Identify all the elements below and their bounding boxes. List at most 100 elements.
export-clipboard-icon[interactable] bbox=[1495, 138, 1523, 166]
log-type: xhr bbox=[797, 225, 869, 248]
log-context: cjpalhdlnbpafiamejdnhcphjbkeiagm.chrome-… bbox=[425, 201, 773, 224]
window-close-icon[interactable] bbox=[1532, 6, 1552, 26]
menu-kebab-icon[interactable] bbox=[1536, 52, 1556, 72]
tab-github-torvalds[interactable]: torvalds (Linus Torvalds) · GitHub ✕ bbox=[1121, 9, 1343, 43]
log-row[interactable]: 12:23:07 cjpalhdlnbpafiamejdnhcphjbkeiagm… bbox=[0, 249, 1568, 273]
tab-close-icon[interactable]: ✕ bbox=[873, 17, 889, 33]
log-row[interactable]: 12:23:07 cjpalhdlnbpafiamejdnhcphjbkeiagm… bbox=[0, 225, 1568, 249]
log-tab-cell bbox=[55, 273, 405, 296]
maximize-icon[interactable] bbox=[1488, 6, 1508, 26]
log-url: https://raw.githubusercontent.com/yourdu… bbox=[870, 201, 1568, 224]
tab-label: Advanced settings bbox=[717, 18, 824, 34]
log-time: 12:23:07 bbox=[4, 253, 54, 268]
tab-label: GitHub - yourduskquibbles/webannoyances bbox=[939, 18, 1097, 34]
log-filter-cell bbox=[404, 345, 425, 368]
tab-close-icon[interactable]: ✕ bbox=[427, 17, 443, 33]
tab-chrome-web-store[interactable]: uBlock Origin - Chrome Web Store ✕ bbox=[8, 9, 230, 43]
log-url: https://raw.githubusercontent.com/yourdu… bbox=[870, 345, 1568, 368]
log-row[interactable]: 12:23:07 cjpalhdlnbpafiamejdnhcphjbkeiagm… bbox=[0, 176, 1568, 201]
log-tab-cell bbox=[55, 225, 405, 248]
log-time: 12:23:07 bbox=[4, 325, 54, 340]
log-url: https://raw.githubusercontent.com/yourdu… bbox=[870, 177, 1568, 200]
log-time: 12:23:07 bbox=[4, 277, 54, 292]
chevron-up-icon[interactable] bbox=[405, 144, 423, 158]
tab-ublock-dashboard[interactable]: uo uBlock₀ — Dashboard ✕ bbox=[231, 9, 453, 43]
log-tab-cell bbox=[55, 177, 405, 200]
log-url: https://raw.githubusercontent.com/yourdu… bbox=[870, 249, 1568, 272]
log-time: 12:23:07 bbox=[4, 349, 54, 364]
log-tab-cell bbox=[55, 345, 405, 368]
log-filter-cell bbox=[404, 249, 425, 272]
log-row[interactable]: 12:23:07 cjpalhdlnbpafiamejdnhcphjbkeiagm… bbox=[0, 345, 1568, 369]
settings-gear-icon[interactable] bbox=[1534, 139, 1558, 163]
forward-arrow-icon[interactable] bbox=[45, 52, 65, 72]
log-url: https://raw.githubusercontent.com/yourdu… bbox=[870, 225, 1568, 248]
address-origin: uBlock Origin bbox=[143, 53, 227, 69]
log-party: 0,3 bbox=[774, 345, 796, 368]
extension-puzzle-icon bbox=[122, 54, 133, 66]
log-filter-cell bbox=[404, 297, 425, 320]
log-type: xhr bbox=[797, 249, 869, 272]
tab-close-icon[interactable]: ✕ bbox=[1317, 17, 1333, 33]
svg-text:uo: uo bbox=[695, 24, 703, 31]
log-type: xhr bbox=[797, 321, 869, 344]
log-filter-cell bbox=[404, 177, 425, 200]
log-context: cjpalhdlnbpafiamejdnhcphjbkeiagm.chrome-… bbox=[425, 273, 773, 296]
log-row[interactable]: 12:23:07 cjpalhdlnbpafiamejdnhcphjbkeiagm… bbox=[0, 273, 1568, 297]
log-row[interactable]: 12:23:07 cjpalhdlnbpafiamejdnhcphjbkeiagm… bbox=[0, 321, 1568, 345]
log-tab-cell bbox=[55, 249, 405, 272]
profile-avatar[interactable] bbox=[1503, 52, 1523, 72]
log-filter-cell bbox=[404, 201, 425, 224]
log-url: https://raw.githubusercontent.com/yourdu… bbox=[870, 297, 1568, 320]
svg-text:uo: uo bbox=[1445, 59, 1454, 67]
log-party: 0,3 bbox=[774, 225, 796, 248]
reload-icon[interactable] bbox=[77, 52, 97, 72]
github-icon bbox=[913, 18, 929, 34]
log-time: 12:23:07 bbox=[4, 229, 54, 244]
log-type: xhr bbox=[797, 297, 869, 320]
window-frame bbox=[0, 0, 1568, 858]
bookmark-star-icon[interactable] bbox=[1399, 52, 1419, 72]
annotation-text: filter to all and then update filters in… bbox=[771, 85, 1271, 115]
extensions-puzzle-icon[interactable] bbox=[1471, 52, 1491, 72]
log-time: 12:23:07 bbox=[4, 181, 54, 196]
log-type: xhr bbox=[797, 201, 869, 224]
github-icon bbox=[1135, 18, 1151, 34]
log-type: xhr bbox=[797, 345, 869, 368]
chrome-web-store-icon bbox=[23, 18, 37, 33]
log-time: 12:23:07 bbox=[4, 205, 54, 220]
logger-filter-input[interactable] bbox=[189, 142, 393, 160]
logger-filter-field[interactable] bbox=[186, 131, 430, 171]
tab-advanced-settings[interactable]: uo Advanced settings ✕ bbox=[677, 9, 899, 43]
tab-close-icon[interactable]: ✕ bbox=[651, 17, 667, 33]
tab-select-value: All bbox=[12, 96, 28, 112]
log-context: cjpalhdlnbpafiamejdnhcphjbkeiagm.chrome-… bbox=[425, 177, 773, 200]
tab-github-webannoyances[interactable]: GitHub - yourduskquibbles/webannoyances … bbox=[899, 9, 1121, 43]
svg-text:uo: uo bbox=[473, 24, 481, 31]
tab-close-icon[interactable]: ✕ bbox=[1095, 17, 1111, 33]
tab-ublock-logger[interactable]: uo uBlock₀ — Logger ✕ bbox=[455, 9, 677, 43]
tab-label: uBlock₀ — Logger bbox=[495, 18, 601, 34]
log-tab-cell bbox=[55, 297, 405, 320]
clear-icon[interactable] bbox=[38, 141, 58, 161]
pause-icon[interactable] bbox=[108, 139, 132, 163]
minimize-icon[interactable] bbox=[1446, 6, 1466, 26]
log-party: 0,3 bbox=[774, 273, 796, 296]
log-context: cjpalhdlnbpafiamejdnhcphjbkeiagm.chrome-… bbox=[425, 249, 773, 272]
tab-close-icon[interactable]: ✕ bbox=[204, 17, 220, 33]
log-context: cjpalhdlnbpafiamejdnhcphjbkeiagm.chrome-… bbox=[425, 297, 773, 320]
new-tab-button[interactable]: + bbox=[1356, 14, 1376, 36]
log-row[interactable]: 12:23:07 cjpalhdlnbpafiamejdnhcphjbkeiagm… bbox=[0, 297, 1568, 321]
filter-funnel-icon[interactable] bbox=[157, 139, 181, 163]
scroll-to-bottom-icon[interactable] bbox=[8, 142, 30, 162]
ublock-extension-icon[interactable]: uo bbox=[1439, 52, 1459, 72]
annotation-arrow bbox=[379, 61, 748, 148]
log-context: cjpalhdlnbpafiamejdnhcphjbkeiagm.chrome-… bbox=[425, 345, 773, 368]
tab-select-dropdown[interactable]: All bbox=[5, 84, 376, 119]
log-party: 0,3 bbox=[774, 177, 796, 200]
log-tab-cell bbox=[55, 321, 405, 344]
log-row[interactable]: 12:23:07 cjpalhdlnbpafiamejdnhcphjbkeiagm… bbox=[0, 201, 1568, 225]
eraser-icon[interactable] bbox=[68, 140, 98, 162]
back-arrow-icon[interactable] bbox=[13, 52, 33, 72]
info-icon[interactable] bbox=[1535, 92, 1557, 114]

Direction
Extract each line of the listing above that contains the string "type".

Problem solution
log-type: xhr bbox=[797, 225, 869, 248]
log-type: xhr bbox=[797, 249, 869, 272]
log-type: xhr bbox=[797, 321, 869, 344]
log-type: xhr bbox=[797, 297, 869, 320]
log-type: xhr bbox=[797, 201, 869, 224]
log-type: xhr bbox=[797, 345, 869, 368]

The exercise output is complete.